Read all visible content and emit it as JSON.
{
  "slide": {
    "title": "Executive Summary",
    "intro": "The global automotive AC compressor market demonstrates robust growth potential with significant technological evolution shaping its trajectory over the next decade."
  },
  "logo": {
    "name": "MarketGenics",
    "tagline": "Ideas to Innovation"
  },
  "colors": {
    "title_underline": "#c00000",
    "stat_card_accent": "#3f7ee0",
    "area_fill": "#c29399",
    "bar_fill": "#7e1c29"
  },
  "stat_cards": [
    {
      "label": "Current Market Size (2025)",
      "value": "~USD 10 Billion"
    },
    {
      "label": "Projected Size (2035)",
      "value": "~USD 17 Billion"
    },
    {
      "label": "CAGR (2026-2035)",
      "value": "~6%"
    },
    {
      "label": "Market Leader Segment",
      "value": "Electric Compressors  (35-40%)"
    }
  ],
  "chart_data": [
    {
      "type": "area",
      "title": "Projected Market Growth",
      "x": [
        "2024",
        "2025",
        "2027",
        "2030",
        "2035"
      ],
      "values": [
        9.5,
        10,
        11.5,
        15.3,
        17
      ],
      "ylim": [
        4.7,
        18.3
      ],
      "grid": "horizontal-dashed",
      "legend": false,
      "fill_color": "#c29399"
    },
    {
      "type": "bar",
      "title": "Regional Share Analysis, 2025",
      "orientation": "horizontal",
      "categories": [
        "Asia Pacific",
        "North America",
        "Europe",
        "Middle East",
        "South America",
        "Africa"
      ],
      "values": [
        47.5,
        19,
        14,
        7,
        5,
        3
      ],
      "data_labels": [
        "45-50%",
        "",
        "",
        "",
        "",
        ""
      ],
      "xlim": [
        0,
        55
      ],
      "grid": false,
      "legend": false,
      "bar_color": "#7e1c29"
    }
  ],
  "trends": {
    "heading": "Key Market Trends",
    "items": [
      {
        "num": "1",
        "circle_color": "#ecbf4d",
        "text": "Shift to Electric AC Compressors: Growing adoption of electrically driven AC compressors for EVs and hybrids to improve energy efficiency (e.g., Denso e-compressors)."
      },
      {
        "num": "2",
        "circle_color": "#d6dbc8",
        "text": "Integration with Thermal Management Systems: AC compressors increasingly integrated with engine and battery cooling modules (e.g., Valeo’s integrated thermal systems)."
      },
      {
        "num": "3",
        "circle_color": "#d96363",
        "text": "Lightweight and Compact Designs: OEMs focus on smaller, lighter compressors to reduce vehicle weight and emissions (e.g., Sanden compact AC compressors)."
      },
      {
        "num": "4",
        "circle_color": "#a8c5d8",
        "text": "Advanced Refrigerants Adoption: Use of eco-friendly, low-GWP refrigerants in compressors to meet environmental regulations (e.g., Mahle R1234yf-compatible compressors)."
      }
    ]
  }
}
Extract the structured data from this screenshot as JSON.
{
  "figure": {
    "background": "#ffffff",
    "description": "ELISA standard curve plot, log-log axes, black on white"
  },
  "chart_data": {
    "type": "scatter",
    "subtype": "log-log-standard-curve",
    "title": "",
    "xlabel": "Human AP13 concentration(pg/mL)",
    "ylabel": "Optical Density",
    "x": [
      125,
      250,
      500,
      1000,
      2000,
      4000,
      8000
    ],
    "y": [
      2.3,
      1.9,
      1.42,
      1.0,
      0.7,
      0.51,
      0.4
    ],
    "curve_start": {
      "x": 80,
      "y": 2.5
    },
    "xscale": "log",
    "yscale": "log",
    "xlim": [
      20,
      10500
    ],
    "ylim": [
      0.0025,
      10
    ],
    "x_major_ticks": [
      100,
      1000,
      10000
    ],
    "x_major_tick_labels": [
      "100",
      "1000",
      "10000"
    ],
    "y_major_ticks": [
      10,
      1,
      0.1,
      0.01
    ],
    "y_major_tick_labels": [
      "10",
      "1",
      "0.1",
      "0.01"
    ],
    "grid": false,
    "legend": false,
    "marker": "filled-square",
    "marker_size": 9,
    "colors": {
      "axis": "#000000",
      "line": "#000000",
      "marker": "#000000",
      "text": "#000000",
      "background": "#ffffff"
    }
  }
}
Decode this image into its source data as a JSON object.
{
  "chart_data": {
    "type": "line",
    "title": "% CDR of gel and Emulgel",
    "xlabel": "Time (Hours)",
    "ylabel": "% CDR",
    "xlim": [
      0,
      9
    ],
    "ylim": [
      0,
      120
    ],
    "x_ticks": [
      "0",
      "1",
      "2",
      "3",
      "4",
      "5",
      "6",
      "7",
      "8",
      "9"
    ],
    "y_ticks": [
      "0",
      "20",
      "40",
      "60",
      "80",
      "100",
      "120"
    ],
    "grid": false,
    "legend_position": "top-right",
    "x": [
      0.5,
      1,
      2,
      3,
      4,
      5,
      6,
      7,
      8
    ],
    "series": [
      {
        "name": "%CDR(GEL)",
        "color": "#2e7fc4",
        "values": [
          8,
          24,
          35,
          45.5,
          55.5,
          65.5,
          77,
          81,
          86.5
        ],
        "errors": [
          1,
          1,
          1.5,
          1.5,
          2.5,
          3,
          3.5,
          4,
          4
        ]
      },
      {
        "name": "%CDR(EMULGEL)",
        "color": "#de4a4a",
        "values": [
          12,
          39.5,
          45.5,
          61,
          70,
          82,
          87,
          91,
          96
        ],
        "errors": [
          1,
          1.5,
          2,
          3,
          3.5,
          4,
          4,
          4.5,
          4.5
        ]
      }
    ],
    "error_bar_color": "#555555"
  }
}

_ _ _ _

• [Task objective]: Type out all of the material again, word for word.

• [Complete response]:
Read all visible content and emit it as JSON.
{
  "slide": {
    "title": "Executive Summary",
    "intro": "The global automotive AC compressor market demonstrates robust growth potential with significant technological evolution shaping its trajectory over the next decade."
  },
  "logo": {
    "name": "MarketGenics",
    "tagline": "Ideas to Innovation"
  },
  "colors": {
    "title_underline": "#c00000",
    "stat_card_accent": "#3f7ee0",
    "area_fill": "#c29399",
    "bar_fill": "#7e1c29"
  },
  "stat_cards": [
    {
      "label": "Current Market Size (2025)",
      "value": "~USD 10 Billion"
    },
    {
      "label": "Projected Size (2035)",
      "value": "~USD 17 Billion"
    },
    {
      "label": "CAGR (2026-2035)",
      "value": "~6%"
    },
    {
      "label": "Market Leader Segment",
      "value": "Electric Compressors  (35-40%)"
    }
  ],
  "chart_data": [
    {
      "type": "area",
      "title": "Projected Market Growth",
      "x": [
        "2024",
        "2025",
        "2027",
        "2030",
        "2035"
      ],
      "values": [
        9.5,
        10,
        11.5,
        15.3,
        17
      ],
      "ylim": [
        4.7,
        18.3
      ],
      "grid": "horizontal-dashed",
      "legend": false,
      "fill_color": "#c29399"
    },
    {
      "type": "bar",
      "title": "Regional Share Analysis, 2025",
      "orientation": "horizontal",
      "categories": [
        "Asia Pacific",
        "North America",
        "Europe",
        "Middle East",
        "South America",
        "Africa"
      ],
      "values": [
        47.5,
        19,
        14,
        7,
        5,
        3
      ],
      "data_labels": [
        "45-50%",
        "",
        "",
        "",
        "",
        ""
      ],
      "xlim": [
        0,
        55
      ],
      "grid": false,
      "legend": false,
      "bar_color": "#7e1c29"
    }
  ],
  "trends": {
    "heading": "Key Market Trends",
    "items": [
      {
        "num": "1",
        "circle_color": "#ecbf4d",
        "text": "Shift to Electric AC Compressors: Growing adoption of electrically driven AC compressors for EVs and hybrids to improve energy efficiency (e.g., Denso e-compressors)."
      },
      {
        "num": "2",
        "circle_color": "#d6dbc8",
        "text": "Integration with Thermal Management Systems: AC compressors increasingly integrated with engine and battery cooling modules (e.g., Valeo’s integrated thermal systems)."
      },
      {
        "num": "3",
        "circle_color": "#d96363",
        "text": "Lightweight and Compact Designs: OEMs focus on smaller, lighter compressors to reduce vehicle weight and emissions (e.g., Sanden compact AC compressors)."
      },
      {
        "num": "4",
        "circle_color": "#a8c5d8",
        "text": "Advanced Refrigerants Adoption: Use of eco-friendly, low-GWP refrigerants in compressors to meet environmental regulations (e.g., Mahle R1234yf-compatible compressors)."
      }
    ]
  }
}
Extract the structured data from this screenshot as JSON.
{
  "figure": {
    "background": "#ffffff",
    "description": "ELISA standard curve plot, log-log axes, black on white"
  },
  "chart_data": {
    "type": "scatter",
    "subtype": "log-log-standard-curve",
    "title": "",
    "xlabel": "Human AP13 concentration(pg/mL)",
    "ylabel": "Optical Density",
    "x": [
      125,
      250,
      500,
      1000,
      2000,
      4000,
      8000
    ],
    "y": [
      2.3,
      1.9,
      1.42,
      1.0,
      0.7,
      0.51,
      0.4
    ],
    "curve_start": {
      "x": 80,
      "y": 2.5
    },
    "xscale": "log",
    "yscale": "log",
    "xlim": [
      20,
      10500
    ],
    "ylim": [
      0.0025,
      10
    ],
    "x_major_ticks": [
      100,
      1000,
      10000
    ],
    "x_major_tick_labels": [
      "100",
      "1000",
      "10000"
    ],
    "y_major_ticks": [
      10,
      1,
      0.1,
      0.01
    ],
    "y_major_tick_labels": [
      "10",
      "1",
      "0.1",
      "0.01"
    ],
    "grid": false,
    "legend": false,
    "marker": "filled-square",
    "marker_size": 9,
    "colors": {
      "axis": "#000000",
      "line": "#000000",
      "marker": "#000000",
      "text": "#000000",
      "background": "#ffffff"
    }
  }
}
Decode this image into its source data as a JSON object.
{
  "chart_data": {
    "type": "line",
    "title": "% CDR of gel and Emulgel",
    "xlabel": "Time (Hours)",
    "ylabel": "% CDR",
    "xlim": [
      0,
      9
    ],
    "ylim": [
      0,
      120
    ],
    "x_ticks": [
      "0",
      "1",
      "2",
      "3",
      "4",
      "5",
      "6",
      "7",
      "8",
      "9"
    ],
    "y_ticks": [
      "0",
      "20",
      "40",
      "60",
      "80",
      "100",
      "120"
    ],
    "grid": false,
    "legend_position": "top-right",
    "x": [
      0.5,
      1,
      2,
      3,
      4,
      5,
      6,
      7,
      8
    ],
    "series": [
      {
        "name": "%CDR(GEL)",
        "color": "#2e7fc4",
        "values": [
          8,
          24,
          35,
          45.5,
          55.5,
          65.5,
          77,
          81,
          86.5
        ],
        "errors": [
          1,
          1,
          1.5,
          1.5,
          2.5,
          3,
          3.5,
          4,
          4
        ]
      },
      {
        "name": "%CDR(EMULGEL)",
        "color": "#de4a4a",
        "values": [
          12,
          39.5,
          45.5,
          61,
          70,
          82,
          87,
          91,
          96
        ],
        "errors": [
          1,
          1.5,
          2,
          3,
          3.5,
          4,
          4,
          4.5,
          4.5
        ]
      }
    ],
    "error_bar_color": "#555555"
  }
}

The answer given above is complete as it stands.